Please give the listing again in its entirety, exactly as written.

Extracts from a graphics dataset
<<<<
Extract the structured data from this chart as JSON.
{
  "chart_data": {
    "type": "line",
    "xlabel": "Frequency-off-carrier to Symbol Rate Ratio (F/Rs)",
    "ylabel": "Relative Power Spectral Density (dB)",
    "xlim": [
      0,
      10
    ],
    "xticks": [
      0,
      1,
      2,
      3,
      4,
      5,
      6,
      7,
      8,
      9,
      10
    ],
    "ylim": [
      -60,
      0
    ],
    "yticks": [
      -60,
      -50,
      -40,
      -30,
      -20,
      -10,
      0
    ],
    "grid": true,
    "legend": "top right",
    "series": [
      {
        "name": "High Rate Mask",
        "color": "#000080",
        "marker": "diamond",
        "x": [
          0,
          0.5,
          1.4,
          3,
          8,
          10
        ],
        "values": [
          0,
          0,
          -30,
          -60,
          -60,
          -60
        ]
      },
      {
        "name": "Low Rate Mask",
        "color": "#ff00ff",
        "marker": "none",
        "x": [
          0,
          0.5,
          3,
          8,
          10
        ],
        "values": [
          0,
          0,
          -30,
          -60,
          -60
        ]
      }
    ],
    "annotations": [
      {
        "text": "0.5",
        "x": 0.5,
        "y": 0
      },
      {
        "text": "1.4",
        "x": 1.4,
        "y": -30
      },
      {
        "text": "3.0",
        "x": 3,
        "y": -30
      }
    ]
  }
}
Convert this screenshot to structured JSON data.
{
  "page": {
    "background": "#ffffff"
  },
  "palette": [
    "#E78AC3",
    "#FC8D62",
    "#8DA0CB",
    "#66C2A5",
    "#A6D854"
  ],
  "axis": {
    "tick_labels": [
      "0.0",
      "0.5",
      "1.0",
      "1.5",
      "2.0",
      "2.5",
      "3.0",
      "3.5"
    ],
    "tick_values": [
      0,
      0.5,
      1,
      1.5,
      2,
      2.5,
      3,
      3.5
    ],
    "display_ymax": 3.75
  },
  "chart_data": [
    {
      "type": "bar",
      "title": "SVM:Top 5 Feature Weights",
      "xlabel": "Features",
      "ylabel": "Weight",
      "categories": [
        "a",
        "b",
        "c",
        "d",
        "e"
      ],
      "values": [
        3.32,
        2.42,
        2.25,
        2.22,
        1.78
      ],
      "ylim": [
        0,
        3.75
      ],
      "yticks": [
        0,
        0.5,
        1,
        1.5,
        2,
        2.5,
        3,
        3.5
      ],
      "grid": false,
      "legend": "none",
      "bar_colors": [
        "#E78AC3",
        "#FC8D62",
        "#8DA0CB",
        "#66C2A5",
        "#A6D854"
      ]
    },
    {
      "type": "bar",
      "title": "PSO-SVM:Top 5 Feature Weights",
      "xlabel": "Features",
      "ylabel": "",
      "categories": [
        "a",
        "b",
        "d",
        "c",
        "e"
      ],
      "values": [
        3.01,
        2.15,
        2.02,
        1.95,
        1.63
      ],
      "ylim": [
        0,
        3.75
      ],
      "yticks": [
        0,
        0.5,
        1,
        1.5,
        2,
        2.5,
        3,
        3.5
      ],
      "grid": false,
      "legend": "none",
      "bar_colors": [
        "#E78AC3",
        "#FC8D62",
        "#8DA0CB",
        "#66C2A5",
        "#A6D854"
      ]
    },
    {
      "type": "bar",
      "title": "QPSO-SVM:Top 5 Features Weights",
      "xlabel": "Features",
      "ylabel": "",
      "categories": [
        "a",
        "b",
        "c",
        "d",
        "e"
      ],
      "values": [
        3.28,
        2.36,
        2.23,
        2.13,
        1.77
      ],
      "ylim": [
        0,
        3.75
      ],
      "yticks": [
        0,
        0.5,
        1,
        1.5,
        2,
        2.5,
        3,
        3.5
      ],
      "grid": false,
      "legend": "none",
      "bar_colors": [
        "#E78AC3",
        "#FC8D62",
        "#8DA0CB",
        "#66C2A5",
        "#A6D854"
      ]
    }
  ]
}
>>>>
- [Expected answer]:
Extract the structured data from this chart as JSON.
{
  "chart_data": {
    "type": "line",
    "xlabel": "Frequency-off-carrier to Symbol Rate Ratio (F/Rs)",
    "ylabel": "Relative Power Spectral Density (dB)",
    "xlim": [
      0,
      10
    ],
    "xticks": [
      0,
      1,
      2,
      3,
      4,
      5,
      6,
      7,
      8,
      9,
      10
    ],
    "ylim": [
      -60,
      0
    ],
    "yticks": [
      -60,
      -50,
      -40,
      -30,
      -20,
      -10,
      0
    ],
    "grid": true,
    "legend": "top right",
    "series": [
      {
        "name": "High Rate Mask",
        "color": "#000080",
        "marker": "diamond",
        "x": [
          0,
          0.5,
          1.4,
          3,
          8,
          10
        ],
        "values": [
          0,
          0,
          -30,
          -60,
          -60,
          -60
        ]
      },
      {
        "name": "Low Rate Mask",
        "color": "#ff00ff",
        "marker": "none",
        "x": [
          0,
          0.5,
          3,
          8,
          10
        ],
        "values": [
          0,
          0,
          -30,
          -60,
          -60
        ]
      }
    ],
    "annotations": [
      {
        "text": "0.5",
        "x": 0.5,
        "y": 0
      },
      {
        "text": "1.4",
        "x": 1.4,
        "y": -30
      },
      {
        "text": "3.0",
        "x": 3,
        "y": -30
      }
    ]
  }
}
Convert this screenshot to structured JSON data.
{
  "page": {
    "background": "#ffffff"
  },
  "palette": [
    "#E78AC3",
    "#FC8D62",
    "#8DA0CB",
    "#66C2A5",
    "#A6D854"
  ],
  "axis": {
    "tick_labels": [
      "0.0",
      "0.5",
      "1.0",
      "1.5",
      "2.0",
      "2.5",
      "3.0",
      "3.5"
    ],
    "tick_values": [
      0,
      0.5,
      1,
      1.5,
      2,
      2.5,
      3,
      3.5
    ],
    "display_ymax": 3.75
  },
  "chart_data": [
    {
      "type": "bar",
      "title": "SVM:Top 5 Feature Weights",
      "xlabel": "Features",
      "ylabel": "Weight",
      "categories": [
        "a",
        "b",
        "c",
        "d",
        "e"
      ],
      "values": [
        3.32,
        2.42,
        2.25,
        2.22,
        1.78
      ],
      "ylim": [
        0,
        3.75
      ],
      "yticks": [
        0,
        0.5,
        1,
        1.5,
        2,
        2.5,
        3,
        3.5
      ],
      "grid": false,
      "legend": "none",
      "bar_colors": [
        "#E78AC3",
        "#FC8D62",
        "#8DA0CB",
        "#66C2A5",
        "#A6D854"
      ]
    },
    {
      "type": "bar",
      "title": "PSO-SVM:Top 5 Feature Weights",
      "xlabel": "Features",
      "ylabel": "",
      "categories": [
        "a",
        "b",
        "d",
        "c",
        "e"
      ],
      "values": [
        3.01,
        2.15,
        2.02,
        1.95,
        1.63
      ],
      "ylim": [
        0,
        3.75
      ],
      "yticks": [
        0,
        0.5,
        1,
        1.5,
        2,
        2.5,
        3,
        3.5
      ],
      "grid": false,
      "legend": "none",
      "bar_colors": [
        "#E78AC3",
        "#FC8D62",
        "#8DA0CB",
        "#66C2A5",
        "#A6D854"
      ]
    },
    {
      "type": "bar",
      "title": "QPSO-SVM:Top 5 Features Weights",
      "xlabel": "Features",
      "ylabel": "",
      "categories": [
        "a",
        "b",
        "c",
        "d",
        "e"
      ],
      "values": [
        3.28,
        2.36,
        2.23,
        2.13,
        1.77
      ],
      "ylim": [
        0,
        3.75
      ],
      "yticks": [
        0,
        0.5,
        1,
        1.5,
        2,
        2.5,
        3,
        3.5
      ],
      "grid": false,
      "legend": "none",
      "bar_colors": [
        "#E78AC3",
        "#FC8D62",
        "#8DA0CB",
        "#66C2A5",
        "#A6D854"
      ]
    }
  ]
}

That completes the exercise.